▶ [TASK DETAILS]:
How many lines in this data contain the string "minimizes"? Reply with the number only.

>>

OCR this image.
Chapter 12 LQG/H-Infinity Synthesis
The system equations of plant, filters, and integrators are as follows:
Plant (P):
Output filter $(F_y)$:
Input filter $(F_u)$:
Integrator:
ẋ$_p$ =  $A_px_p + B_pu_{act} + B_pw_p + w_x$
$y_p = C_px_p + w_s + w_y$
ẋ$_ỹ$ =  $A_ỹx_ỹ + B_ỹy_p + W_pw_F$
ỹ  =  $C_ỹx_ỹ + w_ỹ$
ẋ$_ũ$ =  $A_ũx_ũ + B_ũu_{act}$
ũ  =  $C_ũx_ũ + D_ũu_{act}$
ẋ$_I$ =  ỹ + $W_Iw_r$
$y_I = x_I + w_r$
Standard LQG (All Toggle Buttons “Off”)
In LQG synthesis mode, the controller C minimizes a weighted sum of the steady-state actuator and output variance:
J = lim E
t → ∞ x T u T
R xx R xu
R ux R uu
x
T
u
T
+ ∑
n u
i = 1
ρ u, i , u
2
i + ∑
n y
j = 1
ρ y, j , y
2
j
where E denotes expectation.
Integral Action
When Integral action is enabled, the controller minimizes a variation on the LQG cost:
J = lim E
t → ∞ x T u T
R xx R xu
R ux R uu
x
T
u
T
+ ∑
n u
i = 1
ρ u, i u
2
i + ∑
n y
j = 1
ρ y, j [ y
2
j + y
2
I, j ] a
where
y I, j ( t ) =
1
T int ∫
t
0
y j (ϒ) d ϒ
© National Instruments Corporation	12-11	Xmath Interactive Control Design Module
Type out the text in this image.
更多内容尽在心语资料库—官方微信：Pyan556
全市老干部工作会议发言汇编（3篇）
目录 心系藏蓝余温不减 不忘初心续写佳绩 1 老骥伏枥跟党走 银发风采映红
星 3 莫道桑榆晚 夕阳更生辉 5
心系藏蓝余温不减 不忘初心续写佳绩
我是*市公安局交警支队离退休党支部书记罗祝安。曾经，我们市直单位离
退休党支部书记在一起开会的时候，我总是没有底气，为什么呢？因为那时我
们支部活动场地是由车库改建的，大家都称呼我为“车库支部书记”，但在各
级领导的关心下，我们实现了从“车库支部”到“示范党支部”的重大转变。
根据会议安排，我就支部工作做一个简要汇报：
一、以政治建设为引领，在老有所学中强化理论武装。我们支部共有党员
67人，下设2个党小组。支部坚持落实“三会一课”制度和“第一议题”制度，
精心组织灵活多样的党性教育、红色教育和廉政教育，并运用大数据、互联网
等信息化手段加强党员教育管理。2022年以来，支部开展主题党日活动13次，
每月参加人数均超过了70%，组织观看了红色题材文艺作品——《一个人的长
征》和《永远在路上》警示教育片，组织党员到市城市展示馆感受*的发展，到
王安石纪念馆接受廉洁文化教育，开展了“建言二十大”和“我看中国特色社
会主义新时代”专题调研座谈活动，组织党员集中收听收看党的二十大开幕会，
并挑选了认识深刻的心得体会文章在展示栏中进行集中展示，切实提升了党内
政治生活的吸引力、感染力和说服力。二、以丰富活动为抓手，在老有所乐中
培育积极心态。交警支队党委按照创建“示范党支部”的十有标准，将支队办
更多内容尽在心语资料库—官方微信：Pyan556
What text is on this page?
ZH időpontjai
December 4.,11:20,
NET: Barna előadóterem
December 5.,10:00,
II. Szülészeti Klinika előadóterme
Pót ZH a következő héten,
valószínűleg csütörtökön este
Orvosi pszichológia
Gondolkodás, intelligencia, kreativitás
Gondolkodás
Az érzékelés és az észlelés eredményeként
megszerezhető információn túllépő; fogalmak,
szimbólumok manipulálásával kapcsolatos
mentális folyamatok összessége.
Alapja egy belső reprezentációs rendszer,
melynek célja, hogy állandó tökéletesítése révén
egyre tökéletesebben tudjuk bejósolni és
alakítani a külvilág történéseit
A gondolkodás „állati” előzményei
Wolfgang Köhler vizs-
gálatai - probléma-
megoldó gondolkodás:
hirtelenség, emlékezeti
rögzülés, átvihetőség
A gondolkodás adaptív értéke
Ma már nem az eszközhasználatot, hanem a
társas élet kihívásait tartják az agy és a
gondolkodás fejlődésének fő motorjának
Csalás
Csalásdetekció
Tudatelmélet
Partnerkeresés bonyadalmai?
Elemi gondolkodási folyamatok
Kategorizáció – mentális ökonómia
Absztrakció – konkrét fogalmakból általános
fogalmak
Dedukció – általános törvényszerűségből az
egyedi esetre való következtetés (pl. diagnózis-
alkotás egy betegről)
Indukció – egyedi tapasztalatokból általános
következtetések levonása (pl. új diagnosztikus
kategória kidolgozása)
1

<<

▶ [COMPLETE ANSWER]:
2